[What is asked]: Transcribe the listing word for word.

====== Rows

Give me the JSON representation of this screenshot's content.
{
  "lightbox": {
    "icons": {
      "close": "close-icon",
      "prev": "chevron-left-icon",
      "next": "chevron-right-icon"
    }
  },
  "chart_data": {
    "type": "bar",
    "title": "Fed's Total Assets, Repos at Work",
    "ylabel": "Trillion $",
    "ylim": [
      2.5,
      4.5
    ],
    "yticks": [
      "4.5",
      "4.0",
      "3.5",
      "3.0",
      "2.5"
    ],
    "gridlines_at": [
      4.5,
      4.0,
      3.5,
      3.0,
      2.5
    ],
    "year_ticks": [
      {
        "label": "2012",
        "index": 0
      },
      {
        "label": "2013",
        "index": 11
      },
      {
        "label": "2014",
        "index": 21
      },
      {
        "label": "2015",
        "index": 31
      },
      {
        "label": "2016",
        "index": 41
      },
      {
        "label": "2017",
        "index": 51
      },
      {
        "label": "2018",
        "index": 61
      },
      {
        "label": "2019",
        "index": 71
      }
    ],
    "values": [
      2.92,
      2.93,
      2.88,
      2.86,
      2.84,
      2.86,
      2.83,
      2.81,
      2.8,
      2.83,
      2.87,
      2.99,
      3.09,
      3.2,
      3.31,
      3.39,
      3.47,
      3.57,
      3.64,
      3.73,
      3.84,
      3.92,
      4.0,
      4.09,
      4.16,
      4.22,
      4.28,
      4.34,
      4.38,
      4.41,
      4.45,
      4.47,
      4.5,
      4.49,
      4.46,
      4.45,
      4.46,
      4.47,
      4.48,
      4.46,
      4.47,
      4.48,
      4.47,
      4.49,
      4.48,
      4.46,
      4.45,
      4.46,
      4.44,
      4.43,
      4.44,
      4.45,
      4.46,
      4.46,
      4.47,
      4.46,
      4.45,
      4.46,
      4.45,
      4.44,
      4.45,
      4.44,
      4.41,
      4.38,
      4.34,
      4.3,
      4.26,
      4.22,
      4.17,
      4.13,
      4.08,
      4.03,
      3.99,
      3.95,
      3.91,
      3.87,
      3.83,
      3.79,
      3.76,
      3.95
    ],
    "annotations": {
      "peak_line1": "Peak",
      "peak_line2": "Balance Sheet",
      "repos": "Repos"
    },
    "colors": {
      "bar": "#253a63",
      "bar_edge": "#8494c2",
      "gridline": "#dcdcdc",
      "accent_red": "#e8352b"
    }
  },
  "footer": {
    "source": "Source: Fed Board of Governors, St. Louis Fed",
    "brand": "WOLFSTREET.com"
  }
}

============

[The response]:
Give me the JSON representation of this screenshot's content.
{
  "lightbox": {
    "icons": {
      "close": "close-icon",
      "prev": "chevron-left-icon",
      "next": "chevron-right-icon"
    }
  },
  "chart_data": {
    "type": "bar",
    "title": "Fed's Total Assets, Repos at Work",
    "ylabel": "Trillion $",
    "ylim": [
      2.5,
      4.5
    ],
    "yticks": [
      "4.5",
      "4.0",
      "3.5",
      "3.0",
      "2.5"
    ],
    "gridlines_at": [
      4.5,
      4.0,
      3.5,
      3.0,
      2.5
    ],
    "year_ticks": [
      {
        "label": "2012",
        "index": 0
      },
      {
        "label": "2013",
        "index": 11
      },
      {
        "label": "2014",
        "index": 21
      },
      {
        "label": "2015",
        "index": 31
      },
      {
        "label": "2016",
        "index": 41
      },
      {
        "label": "2017",
        "index": 51
      },
      {
        "label": "2018",
        "index": 61
      },
      {
        "label": "2019",
        "index": 71
      }
    ],
    "values": [
      2.92,
      2.93,
      2.88,
      2.86,
      2.84,
      2.86,
      2.83,
      2.81,
      2.8,
      2.83,
      2.87,
      2.99,
      3.09,
      3.2,
      3.31,
      3.39,
      3.47,
      3.57,
      3.64,
      3.73,
      3.84,
      3.92,
      4.0,
      4.09,
      4.16,
      4.22,
      4.28,
      4.34,
      4.38,
      4.41,
      4.45,
      4.47,
      4.5,
      4.49,
      4.46,
      4.45,
      4.46,
      4.47,
      4.48,
      4.46,
      4.47,
      4.48,
      4.47,
      4.49,
      4.48,
      4.46,
      4.45,
      4.46,
      4.44,
      4.43,
      4.44,
      4.45,
      4.46,
      4.46,
      4.47,
      4.46,
      4.45,
      4.46,
      4.45,
      4.44,
      4.45,
      4.44,
      4.41,
      4.38,
      4.34,
      4.3,
      4.26,
      4.22,
      4.17,
      4.13,
      4.08,
      4.03,
      3.99,
      3.95,
      3.91,
      3.87,
      3.83,
      3.79,
      3.76,
      3.95
    ],
    "annotations": {
      "peak_line1": "Peak",
      "peak_line2": "Balance Sheet",
      "repos": "Repos"
    },
    "colors": {
      "bar": "#253a63",
      "bar_edge": "#8494c2",
      "gridline": "#dcdcdc",
      "accent_red": "#e8352b"
    }
  },
  "footer": {
    "source": "Source: Fed Board of Governors, St. Louis Fed",
    "brand": "WOLFSTREET.com"
  }
}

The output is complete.